Stored records
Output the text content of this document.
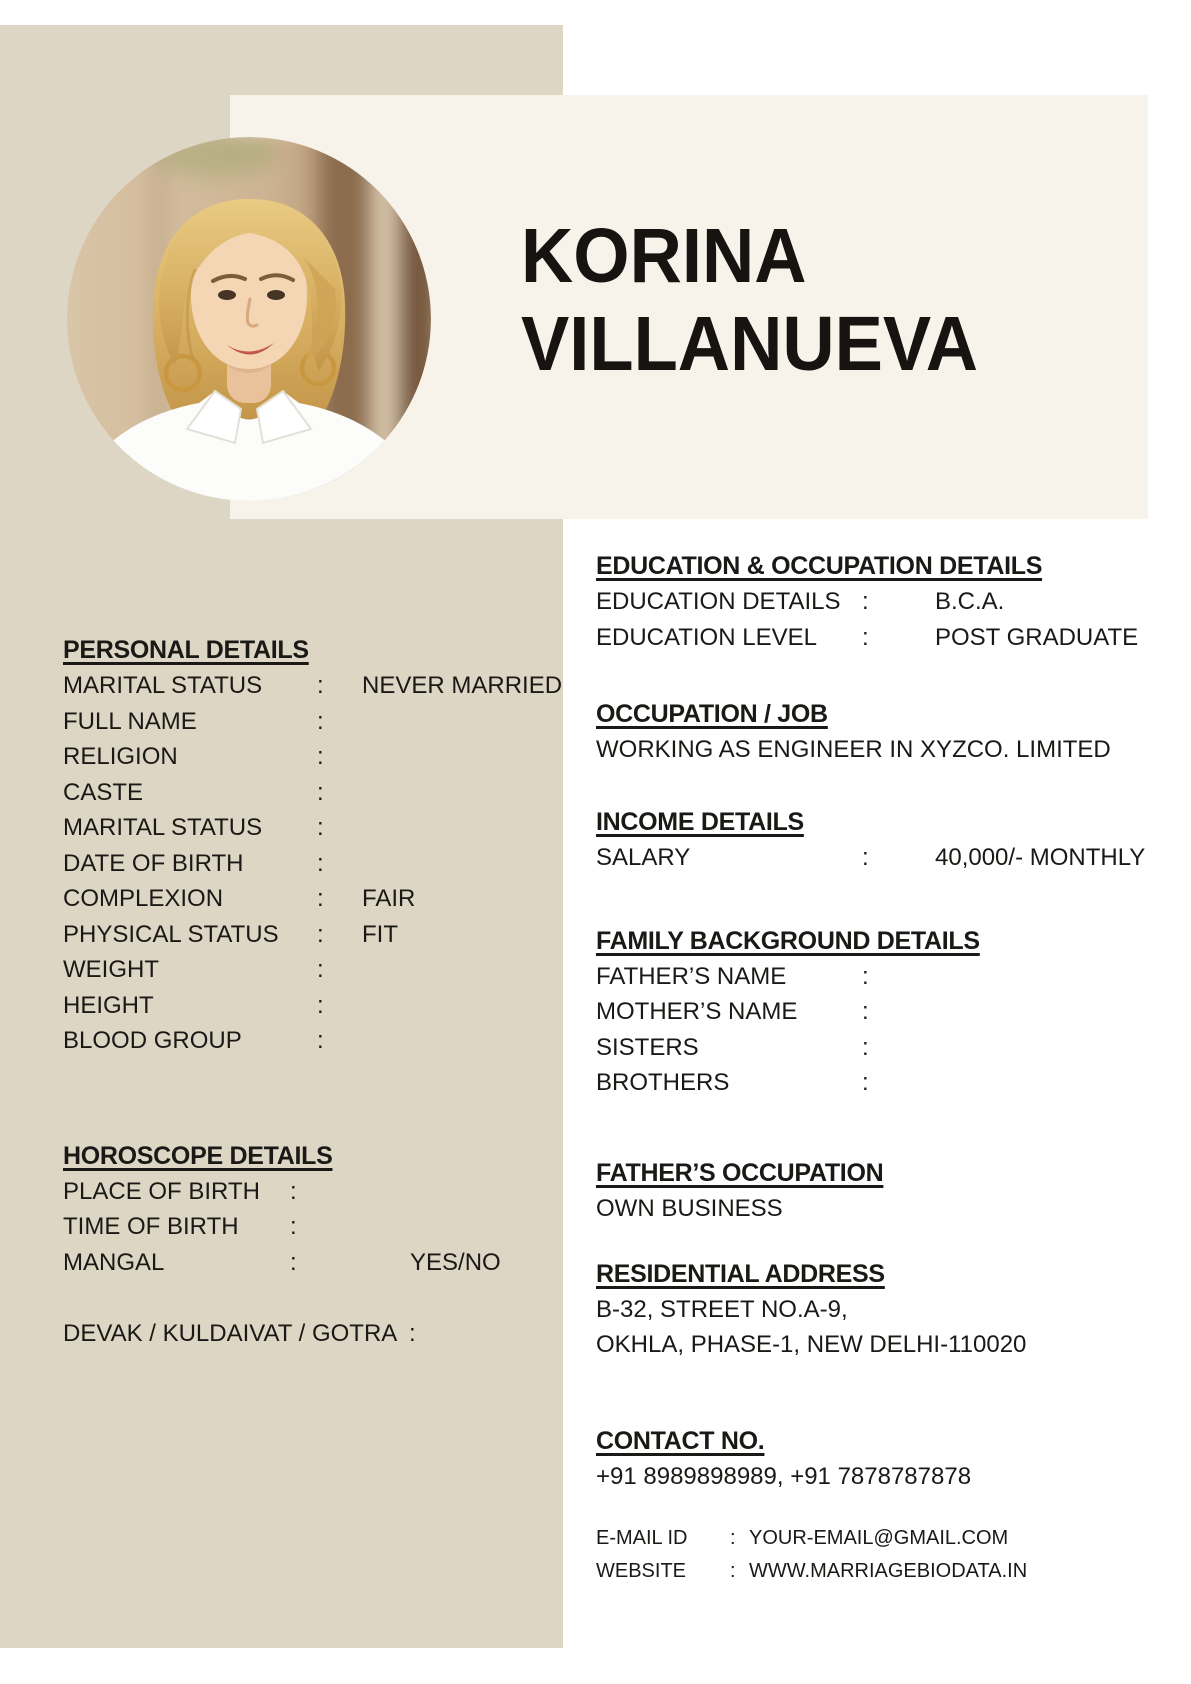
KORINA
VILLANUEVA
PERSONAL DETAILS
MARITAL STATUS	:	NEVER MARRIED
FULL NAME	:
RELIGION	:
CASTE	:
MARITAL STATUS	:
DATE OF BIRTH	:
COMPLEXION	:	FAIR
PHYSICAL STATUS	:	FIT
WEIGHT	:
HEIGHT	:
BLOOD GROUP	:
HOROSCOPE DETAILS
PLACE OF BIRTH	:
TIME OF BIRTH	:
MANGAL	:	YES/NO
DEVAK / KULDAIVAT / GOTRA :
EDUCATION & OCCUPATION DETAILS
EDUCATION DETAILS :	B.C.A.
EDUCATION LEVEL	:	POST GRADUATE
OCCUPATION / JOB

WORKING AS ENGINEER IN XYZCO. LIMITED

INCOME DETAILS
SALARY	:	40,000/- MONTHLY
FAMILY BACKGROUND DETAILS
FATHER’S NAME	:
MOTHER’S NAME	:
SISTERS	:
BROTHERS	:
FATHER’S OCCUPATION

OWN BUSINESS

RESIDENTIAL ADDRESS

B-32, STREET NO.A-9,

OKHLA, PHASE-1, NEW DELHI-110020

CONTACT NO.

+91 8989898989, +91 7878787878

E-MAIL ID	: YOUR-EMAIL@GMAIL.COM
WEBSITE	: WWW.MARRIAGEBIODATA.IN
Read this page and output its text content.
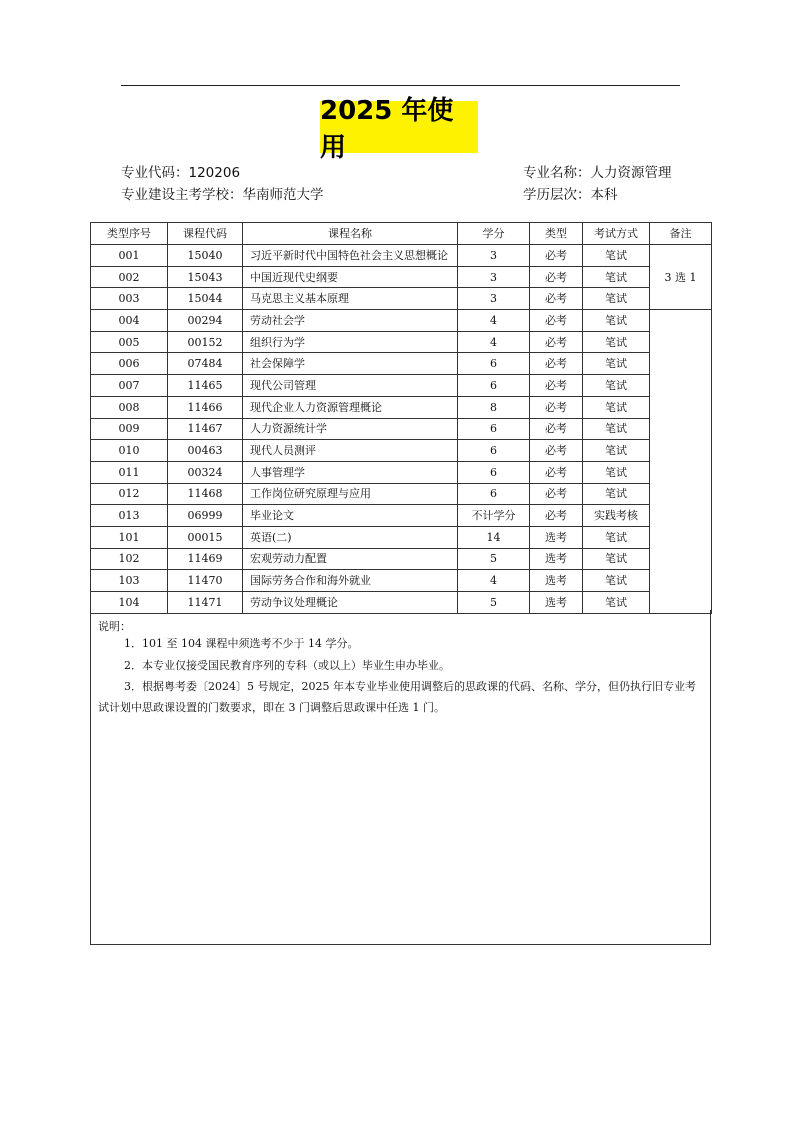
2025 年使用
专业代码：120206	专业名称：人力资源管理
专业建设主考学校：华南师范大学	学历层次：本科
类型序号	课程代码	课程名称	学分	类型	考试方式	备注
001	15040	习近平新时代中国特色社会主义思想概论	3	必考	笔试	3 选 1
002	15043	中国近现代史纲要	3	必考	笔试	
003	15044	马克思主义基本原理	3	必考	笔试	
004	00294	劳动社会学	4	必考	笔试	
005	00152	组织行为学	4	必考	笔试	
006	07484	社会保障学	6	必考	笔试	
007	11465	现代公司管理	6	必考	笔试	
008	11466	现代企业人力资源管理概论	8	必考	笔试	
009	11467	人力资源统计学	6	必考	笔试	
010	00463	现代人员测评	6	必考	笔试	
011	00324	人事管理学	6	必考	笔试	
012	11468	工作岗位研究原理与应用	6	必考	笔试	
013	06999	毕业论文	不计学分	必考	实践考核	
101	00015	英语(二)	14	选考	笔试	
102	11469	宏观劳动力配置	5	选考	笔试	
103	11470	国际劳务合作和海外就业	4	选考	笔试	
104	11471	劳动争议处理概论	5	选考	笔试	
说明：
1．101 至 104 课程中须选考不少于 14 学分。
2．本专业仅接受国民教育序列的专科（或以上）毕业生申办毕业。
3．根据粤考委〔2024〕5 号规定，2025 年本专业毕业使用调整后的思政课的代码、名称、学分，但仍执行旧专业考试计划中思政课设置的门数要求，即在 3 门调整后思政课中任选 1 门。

=== Directive ===
Locate each line containing the string "this" and show it.

=== Written answer ===
Output the text content of this document.
Read this page and output its text content.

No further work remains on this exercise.